Set task =>
Give every entry again, unchanged, and leave its images out.

Input for this task =>
╭──
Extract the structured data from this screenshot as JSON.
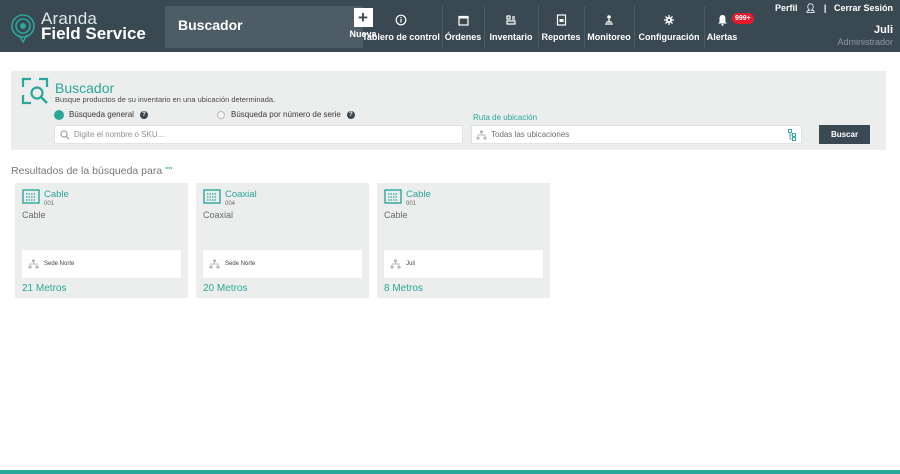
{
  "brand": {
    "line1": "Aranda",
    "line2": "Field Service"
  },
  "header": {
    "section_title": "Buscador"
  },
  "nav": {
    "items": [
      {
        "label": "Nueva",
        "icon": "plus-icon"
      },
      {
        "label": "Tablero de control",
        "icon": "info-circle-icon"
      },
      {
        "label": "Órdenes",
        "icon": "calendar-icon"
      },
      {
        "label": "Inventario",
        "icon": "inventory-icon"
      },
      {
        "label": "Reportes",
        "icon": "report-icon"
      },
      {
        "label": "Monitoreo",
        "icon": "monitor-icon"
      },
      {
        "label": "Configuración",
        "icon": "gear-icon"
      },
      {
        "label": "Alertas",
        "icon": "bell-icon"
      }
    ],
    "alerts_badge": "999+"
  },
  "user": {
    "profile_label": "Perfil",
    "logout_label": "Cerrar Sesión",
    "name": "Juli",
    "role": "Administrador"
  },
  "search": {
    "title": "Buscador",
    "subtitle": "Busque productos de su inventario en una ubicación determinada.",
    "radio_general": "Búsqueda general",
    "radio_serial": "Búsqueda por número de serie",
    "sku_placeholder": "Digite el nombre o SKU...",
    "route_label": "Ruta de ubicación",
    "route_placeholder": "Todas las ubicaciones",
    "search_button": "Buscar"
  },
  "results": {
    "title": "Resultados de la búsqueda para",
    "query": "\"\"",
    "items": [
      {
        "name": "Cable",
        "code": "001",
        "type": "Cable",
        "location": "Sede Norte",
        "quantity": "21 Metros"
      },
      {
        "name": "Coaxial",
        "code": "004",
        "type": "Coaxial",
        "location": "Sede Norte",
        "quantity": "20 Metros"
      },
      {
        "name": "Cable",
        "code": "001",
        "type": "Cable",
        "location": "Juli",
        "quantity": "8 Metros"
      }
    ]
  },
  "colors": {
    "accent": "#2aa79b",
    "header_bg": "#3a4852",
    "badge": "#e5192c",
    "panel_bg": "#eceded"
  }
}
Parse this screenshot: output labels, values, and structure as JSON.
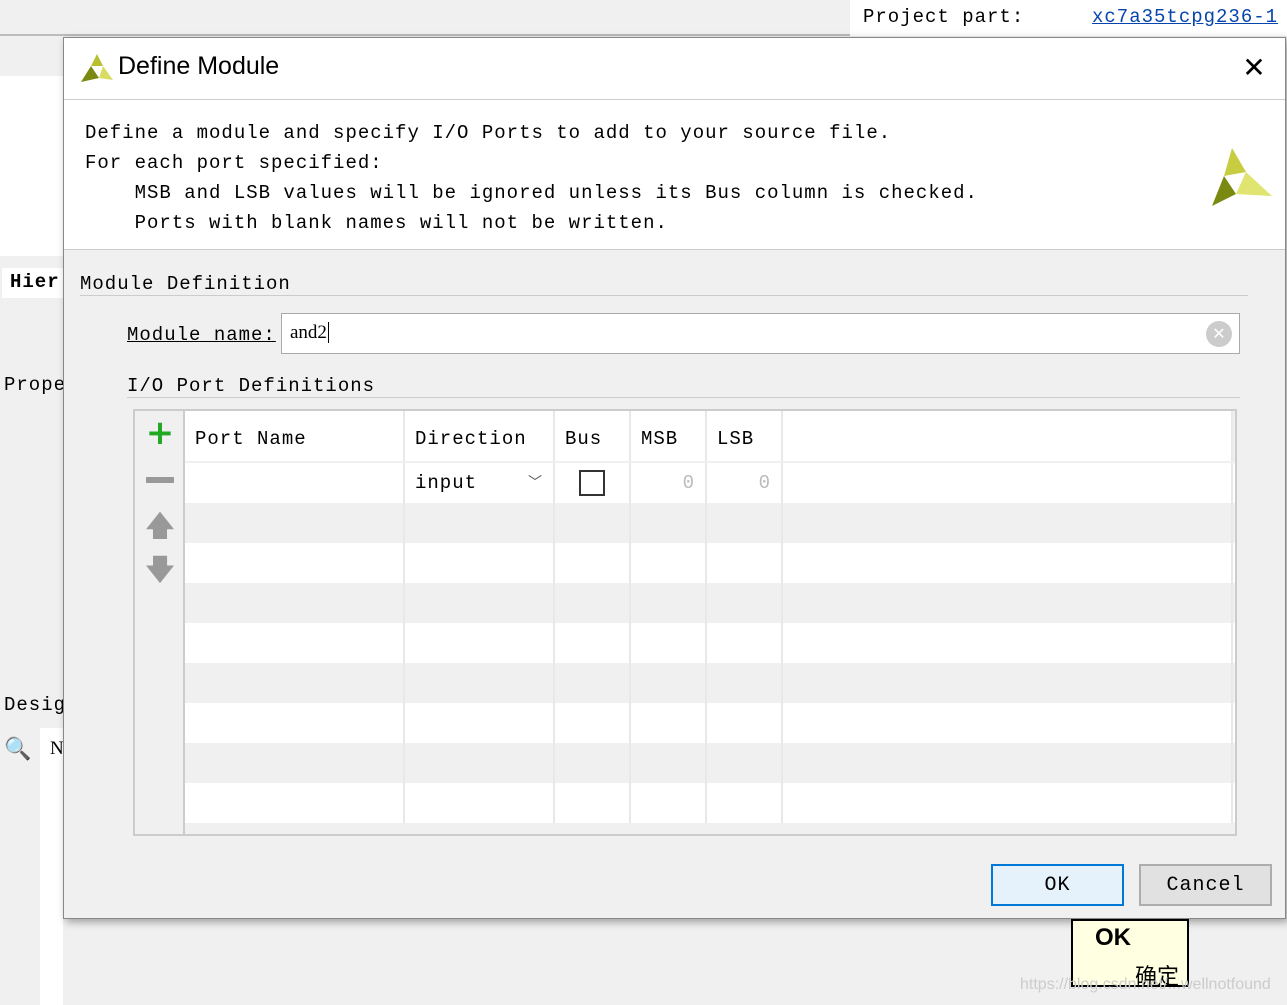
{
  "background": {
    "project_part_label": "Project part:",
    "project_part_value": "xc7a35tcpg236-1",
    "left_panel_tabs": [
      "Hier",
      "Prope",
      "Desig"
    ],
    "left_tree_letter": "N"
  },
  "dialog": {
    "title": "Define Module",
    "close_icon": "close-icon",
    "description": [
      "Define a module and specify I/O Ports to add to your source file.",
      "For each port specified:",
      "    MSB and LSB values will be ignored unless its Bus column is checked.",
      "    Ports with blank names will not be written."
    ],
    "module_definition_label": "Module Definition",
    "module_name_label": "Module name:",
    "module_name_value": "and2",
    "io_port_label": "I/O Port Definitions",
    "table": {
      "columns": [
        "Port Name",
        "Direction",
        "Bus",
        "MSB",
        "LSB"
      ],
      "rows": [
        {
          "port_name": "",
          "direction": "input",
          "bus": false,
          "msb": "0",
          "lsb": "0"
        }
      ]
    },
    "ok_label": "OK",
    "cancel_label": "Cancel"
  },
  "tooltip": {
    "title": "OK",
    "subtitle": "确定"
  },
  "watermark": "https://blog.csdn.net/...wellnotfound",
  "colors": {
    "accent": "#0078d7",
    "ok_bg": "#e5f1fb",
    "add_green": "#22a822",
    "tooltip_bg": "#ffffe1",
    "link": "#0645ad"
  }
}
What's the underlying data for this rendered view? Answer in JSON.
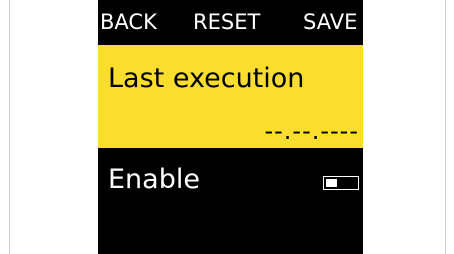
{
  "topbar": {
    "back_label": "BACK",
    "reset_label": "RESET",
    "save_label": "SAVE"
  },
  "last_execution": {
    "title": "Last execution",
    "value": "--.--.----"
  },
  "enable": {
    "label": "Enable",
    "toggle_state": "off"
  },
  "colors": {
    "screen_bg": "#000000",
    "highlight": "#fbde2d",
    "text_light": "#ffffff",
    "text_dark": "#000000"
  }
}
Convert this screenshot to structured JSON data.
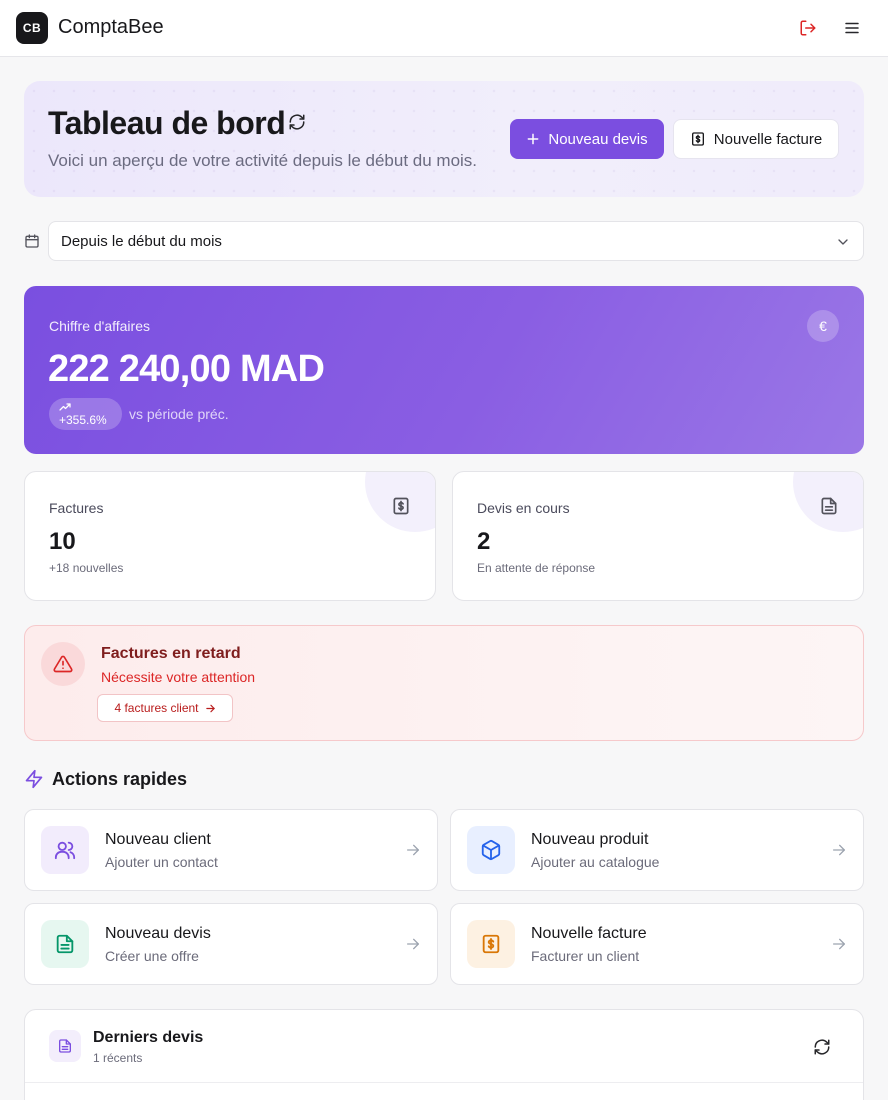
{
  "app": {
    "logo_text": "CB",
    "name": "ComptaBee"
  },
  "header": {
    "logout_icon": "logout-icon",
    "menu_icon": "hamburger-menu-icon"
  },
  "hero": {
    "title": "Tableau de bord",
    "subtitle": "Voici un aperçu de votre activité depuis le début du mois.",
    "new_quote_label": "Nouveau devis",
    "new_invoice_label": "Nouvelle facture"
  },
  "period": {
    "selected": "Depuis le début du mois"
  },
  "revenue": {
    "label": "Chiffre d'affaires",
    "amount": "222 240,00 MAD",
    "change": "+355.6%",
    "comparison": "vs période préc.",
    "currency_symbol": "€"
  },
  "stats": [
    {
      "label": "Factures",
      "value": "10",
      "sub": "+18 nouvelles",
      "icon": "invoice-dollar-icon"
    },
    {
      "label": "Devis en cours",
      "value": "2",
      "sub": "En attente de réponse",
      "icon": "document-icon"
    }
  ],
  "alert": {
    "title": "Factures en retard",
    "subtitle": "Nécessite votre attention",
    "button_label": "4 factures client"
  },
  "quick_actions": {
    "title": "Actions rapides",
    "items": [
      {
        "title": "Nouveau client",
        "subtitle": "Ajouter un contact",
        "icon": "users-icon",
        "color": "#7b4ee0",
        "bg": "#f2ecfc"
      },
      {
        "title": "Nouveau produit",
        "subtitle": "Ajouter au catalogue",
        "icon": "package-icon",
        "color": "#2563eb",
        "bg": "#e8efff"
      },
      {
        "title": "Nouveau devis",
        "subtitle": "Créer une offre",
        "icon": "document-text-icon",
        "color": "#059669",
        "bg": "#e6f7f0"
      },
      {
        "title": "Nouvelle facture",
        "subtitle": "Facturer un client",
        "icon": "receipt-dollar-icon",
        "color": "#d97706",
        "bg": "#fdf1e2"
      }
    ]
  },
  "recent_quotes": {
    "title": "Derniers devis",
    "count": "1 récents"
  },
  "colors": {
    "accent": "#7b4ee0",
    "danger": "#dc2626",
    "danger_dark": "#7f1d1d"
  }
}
╰──
Written solution =>
Extract the structured data from this screenshot as JSON.
{
  "brand": {
    "line1": "Aranda",
    "line2": "Field Service"
  },
  "header": {
    "section_title": "Buscador"
  },
  "nav": {
    "items": [
      {
        "label": "Nueva",
        "icon": "plus-icon"
      },
      {
        "label": "Tablero de control",
        "icon": "info-circle-icon"
      },
      {
        "label": "Órdenes",
        "icon": "calendar-icon"
      },
      {
        "label": "Inventario",
        "icon": "inventory-icon"
      },
      {
        "label": "Reportes",
        "icon": "report-icon"
      },
      {
        "label": "Monitoreo",
        "icon": "monitor-icon"
      },
      {
        "label": "Configuración",
        "icon": "gear-icon"
      },
      {
        "label": "Alertas",
        "icon": "bell-icon"
      }
    ],
    "alerts_badge": "999+"
  },
  "user": {
    "profile_label": "Perfil",
    "logout_label": "Cerrar Sesión",
    "name": "Juli",
    "role": "Administrador"
  },
  "search": {
    "title": "Buscador",
    "subtitle": "Busque productos de su inventario en una ubicación determinada.",
    "radio_general": "Búsqueda general",
    "radio_serial": "Búsqueda por número de serie",
    "sku_placeholder": "Digite el nombre o SKU...",
    "route_label": "Ruta de ubicación",
    "route_placeholder": "Todas las ubicaciones",
    "search_button": "Buscar"
  },
  "results": {
    "title": "Resultados de la búsqueda para",
    "query": "\"\"",
    "items": [
      {
        "name": "Cable",
        "code": "001",
        "type": "Cable",
        "location": "Sede Norte",
        "quantity": "21 Metros"
      },
      {
        "name": "Coaxial",
        "code": "004",
        "type": "Coaxial",
        "location": "Sede Norte",
        "quantity": "20 Metros"
      },
      {
        "name": "Cable",
        "code": "001",
        "type": "Cable",
        "location": "Juli",
        "quantity": "8 Metros"
      }
    ]
  },
  "colors": {
    "accent": "#2aa79b",
    "header_bg": "#3a4852",
    "badge": "#e5192c",
    "panel_bg": "#eceded"
  }
}
Parse this screenshot: output labels, values, and structure as JSON.
{
  "background": {
    "project_part_label": "Project part:",
    "project_part_value": "xc7a35tcpg236-1",
    "left_panel_tabs": [
      "Hier",
      "Prope",
      "Desig"
    ],
    "left_tree_letter": "N"
  },
  "dialog": {
    "title": "Define Module",
    "close_icon": "close-icon",
    "description": [
      "Define a module and specify I/O Ports to add to your source file.",
      "For each port specified:",
      "    MSB and LSB values will be ignored unless its Bus column is checked.",
      "    Ports with blank names will not be written."
    ],
    "module_definition_label": "Module Definition",
    "module_name_label": "Module name:",
    "module_name_value": "and2",
    "io_port_label": "I/O Port Definitions",
    "table": {
      "columns": [
        "Port Name",
        "Direction",
        "Bus",
        "MSB",
        "LSB"
      ],
      "rows": [
        {
          "port_name": "",
          "direction": "input",
          "bus": false,
          "msb": "0",
          "lsb": "0"
        }
      ]
    },
    "ok_label": "OK",
    "cancel_label": "Cancel"
  },
  "tooltip": {
    "title": "OK",
    "subtitle": "确定"
  },
  "watermark": "https://blog.csdn.net/...wellnotfound",
  "colors": {
    "accent": "#0078d7",
    "ok_bg": "#e5f1fb",
    "add_green": "#22a822",
    "tooltip_bg": "#ffffe1",
    "link": "#0645ad"
  }
}
What's the underlying data for this rendered view? Answer in JSON.
{
  "topbar": {
    "back_label": "BACK",
    "reset_label": "RESET",
    "save_label": "SAVE"
  },
  "last_execution": {
    "title": "Last execution",
    "value": "--.--.----"
  },
  "enable": {
    "label": "Enable",
    "toggle_state": "off"
  },
  "colors": {
    "screen_bg": "#000000",
    "highlight": "#fbde2d",
    "text_light": "#ffffff",
    "text_dark": "#000000"
  }
}
Convert this screenshot to structured JSON data.
{
  "app": {
    "logo_text": "CB",
    "name": "ComptaBee"
  },
  "header": {
    "logout_icon": "logout-icon",
    "menu_icon": "hamburger-menu-icon"
  },
  "hero": {
    "title": "Tableau de bord",
    "subtitle": "Voici un aperçu de votre activité depuis le début du mois.",
    "new_quote_label": "Nouveau devis",
    "new_invoice_label": "Nouvelle facture"
  },
  "period": {
    "selected": "Depuis le début du mois"
  },
  "revenue": {
    "label": "Chiffre d'affaires",
    "amount": "222 240,00 MAD",
    "change": "+355.6%",
    "comparison": "vs période préc.",
    "currency_symbol": "€"
  },
  "stats": [
    {
      "label": "Factures",
      "value": "10",
      "sub": "+18 nouvelles",
      "icon": "invoice-dollar-icon"
    },
    {
      "label": "Devis en cours",
      "value": "2",
      "sub": "En attente de réponse",
      "icon": "document-icon"
    }
  ],
  "alert": {
    "title": "Factures en retard",
    "subtitle": "Nécessite votre attention",
    "button_label": "4 factures client"
  },
  "quick_actions": {
    "title": "Actions rapides",
    "items": [
      {
        "title": "Nouveau client",
        "subtitle": "Ajouter un contact",
        "icon": "users-icon",
        "color": "#7b4ee0",
        "bg": "#f2ecfc"
      },
      {
        "title": "Nouveau produit",
        "subtitle": "Ajouter au catalogue",
        "icon": "package-icon",
        "color": "#2563eb",
        "bg": "#e8efff"
      },
      {
        "title": "Nouveau devis",
        "subtitle": "Créer une offre",
        "icon": "document-text-icon",
        "color": "#059669",
        "bg": "#e6f7f0"
      },
      {
        "title": "Nouvelle facture",
        "subtitle": "Facturer un client",
        "icon": "receipt-dollar-icon",
        "color": "#d97706",
        "bg": "#fdf1e2"
      }
    ]
  },
  "recent_quotes": {
    "title": "Derniers devis",
    "count": "1 récents"
  },
  "colors": {
    "accent": "#7b4ee0",
    "danger": "#dc2626",
    "danger_dark": "#7f1d1d"
  }
}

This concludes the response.